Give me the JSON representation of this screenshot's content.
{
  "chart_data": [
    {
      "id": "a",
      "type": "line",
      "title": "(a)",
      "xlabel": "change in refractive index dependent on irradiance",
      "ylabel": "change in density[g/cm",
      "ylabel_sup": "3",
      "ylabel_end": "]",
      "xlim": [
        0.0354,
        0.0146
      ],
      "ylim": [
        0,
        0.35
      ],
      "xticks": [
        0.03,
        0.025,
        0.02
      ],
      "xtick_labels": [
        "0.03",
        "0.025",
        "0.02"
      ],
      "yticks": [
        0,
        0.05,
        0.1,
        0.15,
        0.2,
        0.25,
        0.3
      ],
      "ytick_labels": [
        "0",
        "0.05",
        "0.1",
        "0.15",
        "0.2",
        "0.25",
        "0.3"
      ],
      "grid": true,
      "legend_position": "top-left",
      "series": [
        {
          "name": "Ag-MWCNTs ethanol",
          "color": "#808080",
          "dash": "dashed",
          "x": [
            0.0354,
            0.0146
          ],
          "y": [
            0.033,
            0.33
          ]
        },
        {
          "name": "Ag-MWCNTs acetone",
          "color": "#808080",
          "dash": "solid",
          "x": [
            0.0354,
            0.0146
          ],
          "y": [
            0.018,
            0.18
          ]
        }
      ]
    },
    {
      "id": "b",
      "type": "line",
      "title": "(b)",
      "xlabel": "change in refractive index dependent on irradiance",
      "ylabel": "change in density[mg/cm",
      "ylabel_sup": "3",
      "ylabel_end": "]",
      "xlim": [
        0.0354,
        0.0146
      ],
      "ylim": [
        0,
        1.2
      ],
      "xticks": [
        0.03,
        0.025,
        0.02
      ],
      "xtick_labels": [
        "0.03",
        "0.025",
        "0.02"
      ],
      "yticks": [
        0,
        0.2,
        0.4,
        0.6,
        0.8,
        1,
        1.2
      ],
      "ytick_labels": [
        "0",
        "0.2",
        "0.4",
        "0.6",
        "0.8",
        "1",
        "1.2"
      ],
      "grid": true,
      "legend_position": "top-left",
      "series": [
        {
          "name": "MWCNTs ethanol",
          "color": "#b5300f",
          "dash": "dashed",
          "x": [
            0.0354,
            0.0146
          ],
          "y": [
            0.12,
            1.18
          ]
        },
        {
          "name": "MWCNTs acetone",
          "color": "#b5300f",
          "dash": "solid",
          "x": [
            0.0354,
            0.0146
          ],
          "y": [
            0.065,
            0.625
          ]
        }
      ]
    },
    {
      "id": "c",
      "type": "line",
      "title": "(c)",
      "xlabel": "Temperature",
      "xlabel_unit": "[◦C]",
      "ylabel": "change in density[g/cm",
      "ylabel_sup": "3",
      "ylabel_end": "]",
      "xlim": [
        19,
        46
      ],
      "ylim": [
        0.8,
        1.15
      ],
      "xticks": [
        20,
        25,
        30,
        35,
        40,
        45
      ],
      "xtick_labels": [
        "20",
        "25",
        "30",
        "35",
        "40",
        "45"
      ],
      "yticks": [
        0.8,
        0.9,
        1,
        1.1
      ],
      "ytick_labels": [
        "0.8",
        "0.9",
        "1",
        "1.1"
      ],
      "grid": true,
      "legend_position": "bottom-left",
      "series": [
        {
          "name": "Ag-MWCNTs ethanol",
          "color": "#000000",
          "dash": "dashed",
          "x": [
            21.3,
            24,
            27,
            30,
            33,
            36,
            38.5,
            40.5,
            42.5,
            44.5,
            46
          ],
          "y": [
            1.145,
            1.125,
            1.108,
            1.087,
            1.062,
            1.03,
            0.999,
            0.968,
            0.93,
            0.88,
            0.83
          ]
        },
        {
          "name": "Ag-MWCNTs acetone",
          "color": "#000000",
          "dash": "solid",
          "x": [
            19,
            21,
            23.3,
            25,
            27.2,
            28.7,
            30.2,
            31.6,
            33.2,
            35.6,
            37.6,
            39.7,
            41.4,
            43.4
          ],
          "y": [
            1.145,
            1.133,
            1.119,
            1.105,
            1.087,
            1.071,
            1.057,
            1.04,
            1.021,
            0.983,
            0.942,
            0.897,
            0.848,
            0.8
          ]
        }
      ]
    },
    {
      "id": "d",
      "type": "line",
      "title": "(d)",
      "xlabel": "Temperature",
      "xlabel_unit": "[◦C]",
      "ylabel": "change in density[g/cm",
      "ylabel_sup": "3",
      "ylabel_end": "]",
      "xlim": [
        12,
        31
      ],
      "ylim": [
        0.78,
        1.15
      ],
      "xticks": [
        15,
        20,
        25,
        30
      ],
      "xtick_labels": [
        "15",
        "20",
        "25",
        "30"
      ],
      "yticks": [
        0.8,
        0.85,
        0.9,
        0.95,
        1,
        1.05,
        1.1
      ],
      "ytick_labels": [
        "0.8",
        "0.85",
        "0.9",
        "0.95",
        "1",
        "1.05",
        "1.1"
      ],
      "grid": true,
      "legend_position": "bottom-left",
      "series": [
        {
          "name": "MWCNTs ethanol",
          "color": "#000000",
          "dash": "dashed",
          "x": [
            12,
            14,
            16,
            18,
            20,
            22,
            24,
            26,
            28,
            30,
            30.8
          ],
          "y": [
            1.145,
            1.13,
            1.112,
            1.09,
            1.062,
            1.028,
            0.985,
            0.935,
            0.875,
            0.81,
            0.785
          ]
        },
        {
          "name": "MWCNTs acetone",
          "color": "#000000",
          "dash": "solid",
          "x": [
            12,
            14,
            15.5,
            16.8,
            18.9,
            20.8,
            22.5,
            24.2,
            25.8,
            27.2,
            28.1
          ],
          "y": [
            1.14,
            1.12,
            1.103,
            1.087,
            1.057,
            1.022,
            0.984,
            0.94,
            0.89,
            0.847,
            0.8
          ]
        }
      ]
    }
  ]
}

....................

Print again each line of the listing above, exactly as it appears.

Give me the JSON representation of this screenshot's content.
{
  "chart_data": [
    {
      "id": "a",
      "type": "line",
      "title": "(a)",
      "xlabel": "change in refractive index dependent on irradiance",
      "ylabel": "change in density[g/cm",
      "ylabel_sup": "3",
      "ylabel_end": "]",
      "xlim": [
        0.0354,
        0.0146
      ],
      "ylim": [
        0,
        0.35
      ],
      "xticks": [
        0.03,
        0.025,
        0.02
      ],
      "xtick_labels": [
        "0.03",
        "0.025",
        "0.02"
      ],
      "yticks": [
        0,
        0.05,
        0.1,
        0.15,
        0.2,
        0.25,
        0.3
      ],
      "ytick_labels": [
        "0",
        "0.05",
        "0.1",
        "0.15",
        "0.2",
        "0.25",
        "0.3"
      ],
      "grid": true,
      "legend_position": "top-left",
      "series": [
        {
          "name": "Ag-MWCNTs ethanol",
          "color": "#808080",
          "dash": "dashed",
          "x": [
            0.0354,
            0.0146
          ],
          "y": [
            0.033,
            0.33
          ]
        },
        {
          "name": "Ag-MWCNTs acetone",
          "color": "#808080",
          "dash": "solid",
          "x": [
            0.0354,
            0.0146
          ],
          "y": [
            0.018,
            0.18
          ]
        }
      ]
    },
    {
      "id": "b",
      "type": "line",
      "title": "(b)",
      "xlabel": "change in refractive index dependent on irradiance",
      "ylabel": "change in density[mg/cm",
      "ylabel_sup": "3",
      "ylabel_end": "]",
      "xlim": [
        0.0354,
        0.0146
      ],
      "ylim": [
        0,
        1.2
      ],
      "xticks": [
        0.03,
        0.025,
        0.02
      ],
      "xtick_labels": [
        "0.03",
        "0.025",
        "0.02"
      ],
      "yticks": [
        0,
        0.2,
        0.4,
        0.6,
        0.8,
        1,
        1.2
      ],
      "ytick_labels": [
        "0",
        "0.2",
        "0.4",
        "0.6",
        "0.8",
        "1",
        "1.2"
      ],
      "grid": true,
      "legend_position": "top-left",
      "series": [
        {
          "name": "MWCNTs ethanol",
          "color": "#b5300f",
          "dash": "dashed",
          "x": [
            0.0354,
            0.0146
          ],
          "y": [
            0.12,
            1.18
          ]
        },
        {
          "name": "MWCNTs acetone",
          "color": "#b5300f",
          "dash": "solid",
          "x": [
            0.0354,
            0.0146
          ],
          "y": [
            0.065,
            0.625
          ]
        }
      ]
    },
    {
      "id": "c",
      "type": "line",
      "title": "(c)",
      "xlabel": "Temperature",
      "xlabel_unit": "[◦C]",
      "ylabel": "change in density[g/cm",
      "ylabel_sup": "3",
      "ylabel_end": "]",
      "xlim": [
        19,
        46
      ],
      "ylim": [
        0.8,
        1.15
      ],
      "xticks": [
        20,
        25,
        30,
        35,
        40,
        45
      ],
      "xtick_labels": [
        "20",
        "25",
        "30",
        "35",
        "40",
        "45"
      ],
      "yticks": [
        0.8,
        0.9,
        1,
        1.1
      ],
      "ytick_labels": [
        "0.8",
        "0.9",
        "1",
        "1.1"
      ],
      "grid": true,
      "legend_position": "bottom-left",
      "series": [
        {
          "name": "Ag-MWCNTs ethanol",
          "color": "#000000",
          "dash": "dashed",
          "x": [
            21.3,
            24,
            27,
            30,
            33,
            36,
            38.5,
            40.5,
            42.5,
            44.5,
            46
          ],
          "y": [
            1.145,
            1.125,
            1.108,
            1.087,
            1.062,
            1.03,
            0.999,
            0.968,
            0.93,
            0.88,
            0.83
          ]
        },
        {
          "name": "Ag-MWCNTs acetone",
          "color": "#000000",
          "dash": "solid",
          "x": [
            19,
            21,
            23.3,
            25,
            27.2,
            28.7,
            30.2,
            31.6,
            33.2,
            35.6,
            37.6,
            39.7,
            41.4,
            43.4
          ],
          "y": [
            1.145,
            1.133,
            1.119,
            1.105,
            1.087,
            1.071,
            1.057,
            1.04,
            1.021,
            0.983,
            0.942,
            0.897,
            0.848,
            0.8
          ]
        }
      ]
    },
    {
      "id": "d",
      "type": "line",
      "title": "(d)",
      "xlabel": "Temperature",
      "xlabel_unit": "[◦C]",
      "ylabel": "change in density[g/cm",
      "ylabel_sup": "3",
      "ylabel_end": "]",
      "xlim": [
        12,
        31
      ],
      "ylim": [
        0.78,
        1.15
      ],
      "xticks": [
        15,
        20,
        25,
        30
      ],
      "xtick_labels": [
        "15",
        "20",
        "25",
        "30"
      ],
      "yticks": [
        0.8,
        0.85,
        0.9,
        0.95,
        1,
        1.05,
        1.1
      ],
      "ytick_labels": [
        "0.8",
        "0.85",
        "0.9",
        "0.95",
        "1",
        "1.05",
        "1.1"
      ],
      "grid": true,
      "legend_position": "bottom-left",
      "series": [
        {
          "name": "MWCNTs ethanol",
          "color": "#000000",
          "dash": "dashed",
          "x": [
            12,
            14,
            16,
            18,
            20,
            22,
            24,
            26,
            28,
            30,
            30.8
          ],
          "y": [
            1.145,
            1.13,
            1.112,
            1.09,
            1.062,
            1.028,
            0.985,
            0.935,
            0.875,
            0.81,
            0.785
          ]
        },
        {
          "name": "MWCNTs acetone",
          "color": "#000000",
          "dash": "solid",
          "x": [
            12,
            14,
            15.5,
            16.8,
            18.9,
            20.8,
            22.5,
            24.2,
            25.8,
            27.2,
            28.1
          ],
          "y": [
            1.14,
            1.12,
            1.103,
            1.087,
            1.057,
            1.022,
            0.984,
            0.94,
            0.89,
            0.847,
            0.8
          ]
        }
      ]
    }
  ]
}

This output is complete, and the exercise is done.